- Raw data:
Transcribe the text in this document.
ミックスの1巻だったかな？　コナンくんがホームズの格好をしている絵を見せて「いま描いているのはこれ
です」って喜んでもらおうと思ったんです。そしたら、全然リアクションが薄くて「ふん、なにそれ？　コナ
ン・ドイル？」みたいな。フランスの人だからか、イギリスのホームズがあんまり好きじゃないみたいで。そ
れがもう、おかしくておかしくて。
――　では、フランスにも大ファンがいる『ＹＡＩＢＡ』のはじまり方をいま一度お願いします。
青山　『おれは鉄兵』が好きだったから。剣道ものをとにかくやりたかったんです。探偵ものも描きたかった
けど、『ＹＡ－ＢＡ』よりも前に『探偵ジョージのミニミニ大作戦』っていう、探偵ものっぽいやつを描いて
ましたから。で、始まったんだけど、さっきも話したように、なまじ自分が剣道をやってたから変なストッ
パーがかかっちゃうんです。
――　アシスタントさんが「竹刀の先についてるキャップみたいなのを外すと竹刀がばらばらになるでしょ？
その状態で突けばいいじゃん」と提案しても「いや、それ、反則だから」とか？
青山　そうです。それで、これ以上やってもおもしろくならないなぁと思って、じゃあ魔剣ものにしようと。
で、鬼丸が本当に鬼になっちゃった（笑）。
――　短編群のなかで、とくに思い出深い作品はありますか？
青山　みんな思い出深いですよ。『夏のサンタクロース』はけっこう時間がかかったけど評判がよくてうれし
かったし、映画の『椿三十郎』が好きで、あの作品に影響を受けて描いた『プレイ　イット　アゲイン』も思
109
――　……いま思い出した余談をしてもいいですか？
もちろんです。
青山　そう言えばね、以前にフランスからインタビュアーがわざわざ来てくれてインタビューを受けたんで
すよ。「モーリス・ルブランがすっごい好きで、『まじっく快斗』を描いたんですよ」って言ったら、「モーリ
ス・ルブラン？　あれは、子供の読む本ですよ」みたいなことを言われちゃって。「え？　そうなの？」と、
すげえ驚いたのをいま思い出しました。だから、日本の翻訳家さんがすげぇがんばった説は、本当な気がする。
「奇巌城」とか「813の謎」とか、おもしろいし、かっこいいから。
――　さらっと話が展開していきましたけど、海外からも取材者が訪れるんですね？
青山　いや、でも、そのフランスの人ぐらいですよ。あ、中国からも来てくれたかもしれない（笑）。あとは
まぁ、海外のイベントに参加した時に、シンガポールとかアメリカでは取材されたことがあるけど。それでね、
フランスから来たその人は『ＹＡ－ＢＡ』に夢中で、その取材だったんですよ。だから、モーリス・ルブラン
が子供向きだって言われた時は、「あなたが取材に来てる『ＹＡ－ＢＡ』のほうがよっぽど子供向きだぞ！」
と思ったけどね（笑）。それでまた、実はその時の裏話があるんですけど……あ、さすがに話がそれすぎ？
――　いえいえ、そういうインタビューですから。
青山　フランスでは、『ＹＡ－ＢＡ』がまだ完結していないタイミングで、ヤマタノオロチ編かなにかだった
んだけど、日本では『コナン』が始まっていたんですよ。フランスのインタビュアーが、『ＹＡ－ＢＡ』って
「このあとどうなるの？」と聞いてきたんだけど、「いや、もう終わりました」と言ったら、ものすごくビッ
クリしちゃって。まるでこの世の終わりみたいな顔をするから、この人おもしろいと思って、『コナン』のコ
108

- What to produce:
Using the listing above, work out how many of its lines include "モーリス", and give only the result.

- Problem solution:
2